Exercise brief: Your task is to copy the listing exactly, with the pictures left out.

Supplied material:
......

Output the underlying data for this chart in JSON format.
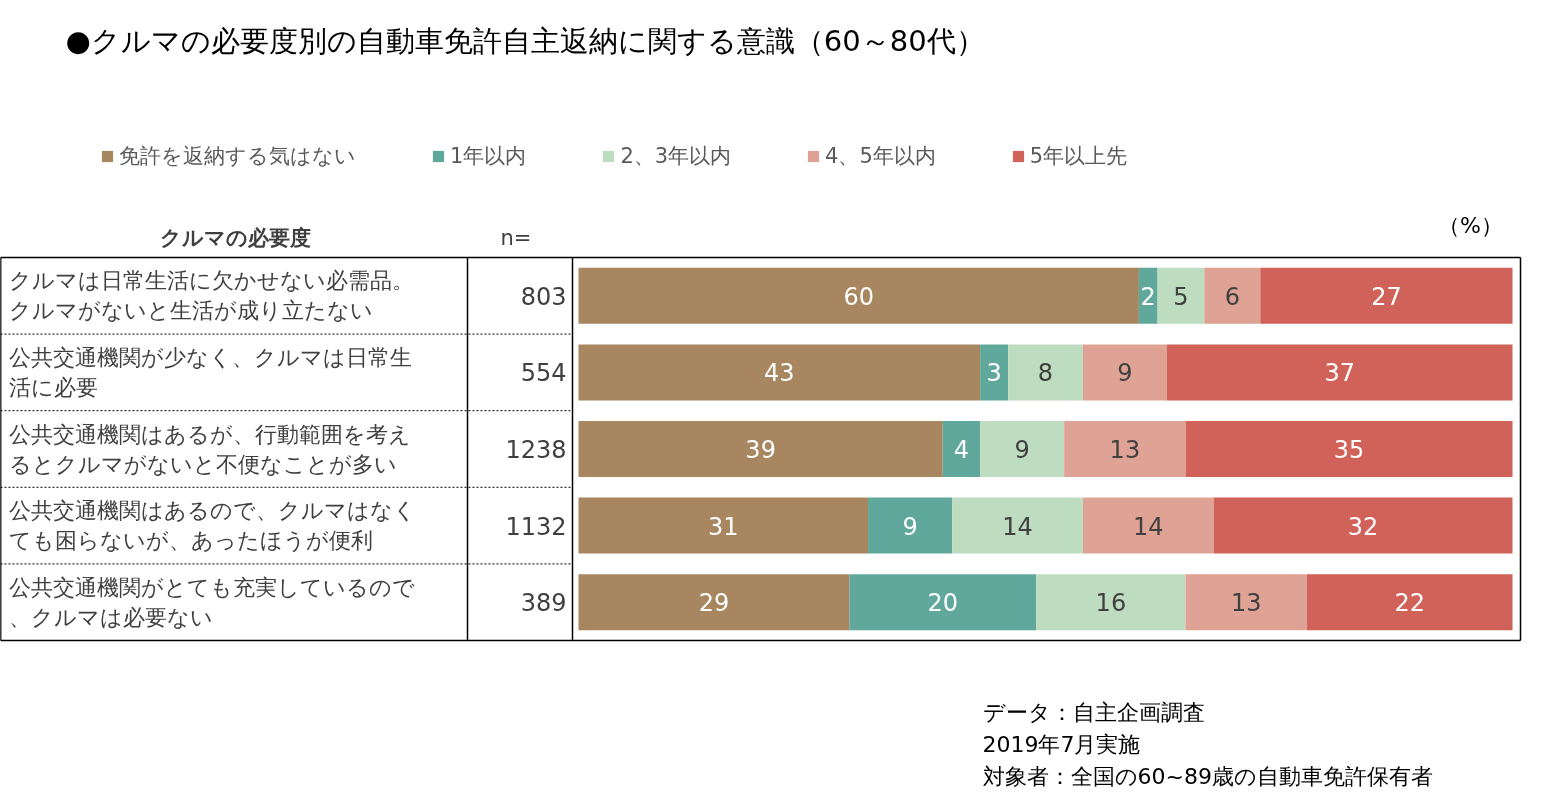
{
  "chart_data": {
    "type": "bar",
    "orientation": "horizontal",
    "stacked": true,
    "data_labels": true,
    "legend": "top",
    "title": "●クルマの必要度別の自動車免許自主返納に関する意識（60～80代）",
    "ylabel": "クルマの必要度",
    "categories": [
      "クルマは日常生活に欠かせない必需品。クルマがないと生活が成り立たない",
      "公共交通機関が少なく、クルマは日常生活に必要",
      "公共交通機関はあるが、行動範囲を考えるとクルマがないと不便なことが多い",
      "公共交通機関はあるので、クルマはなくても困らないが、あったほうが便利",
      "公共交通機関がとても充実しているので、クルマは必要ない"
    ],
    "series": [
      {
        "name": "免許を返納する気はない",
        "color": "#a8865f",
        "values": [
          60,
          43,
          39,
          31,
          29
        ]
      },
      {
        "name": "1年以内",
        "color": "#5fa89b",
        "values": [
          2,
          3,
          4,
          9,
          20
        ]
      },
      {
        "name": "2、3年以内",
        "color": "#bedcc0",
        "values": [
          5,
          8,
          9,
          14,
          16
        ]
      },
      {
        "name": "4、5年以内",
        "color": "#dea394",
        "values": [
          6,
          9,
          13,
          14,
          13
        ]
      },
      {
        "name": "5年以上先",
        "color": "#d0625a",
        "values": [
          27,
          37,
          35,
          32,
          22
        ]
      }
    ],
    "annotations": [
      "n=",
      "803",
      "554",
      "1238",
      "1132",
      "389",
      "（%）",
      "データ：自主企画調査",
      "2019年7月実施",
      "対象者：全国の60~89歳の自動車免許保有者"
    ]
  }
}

......

Answer to the exercise:
Output the underlying data for this chart in JSON format.
{
  "chart_data": {
    "type": "bar",
    "orientation": "horizontal",
    "stacked": true,
    "data_labels": true,
    "legend": "top",
    "title": "●クルマの必要度別の自動車免許自主返納に関する意識（60～80代）",
    "ylabel": "クルマの必要度",
    "categories": [
      "クルマは日常生活に欠かせない必需品。クルマがないと生活が成り立たない",
      "公共交通機関が少なく、クルマは日常生活に必要",
      "公共交通機関はあるが、行動範囲を考えるとクルマがないと不便なことが多い",
      "公共交通機関はあるので、クルマはなくても困らないが、あったほうが便利",
      "公共交通機関がとても充実しているので、クルマは必要ない"
    ],
    "series": [
      {
        "name": "免許を返納する気はない",
        "color": "#a8865f",
        "values": [
          60,
          43,
          39,
          31,
          29
        ]
      },
      {
        "name": "1年以内",
        "color": "#5fa89b",
        "values": [
          2,
          3,
          4,
          9,
          20
        ]
      },
      {
        "name": "2、3年以内",
        "color": "#bedcc0",
        "values": [
          5,
          8,
          9,
          14,
          16
        ]
      },
      {
        "name": "4、5年以内",
        "color": "#dea394",
        "values": [
          6,
          9,
          13,
          14,
          13
        ]
      },
      {
        "name": "5年以上先",
        "color": "#d0625a",
        "values": [
          27,
          37,
          35,
          32,
          22
        ]
      }
    ],
    "annotations": [
      "n=",
      "803",
      "554",
      "1238",
      "1132",
      "389",
      "（%）",
      "データ：自主企画調査",
      "2019年7月実施",
      "対象者：全国の60~89歳の自動車免許保有者"
    ]
  }
}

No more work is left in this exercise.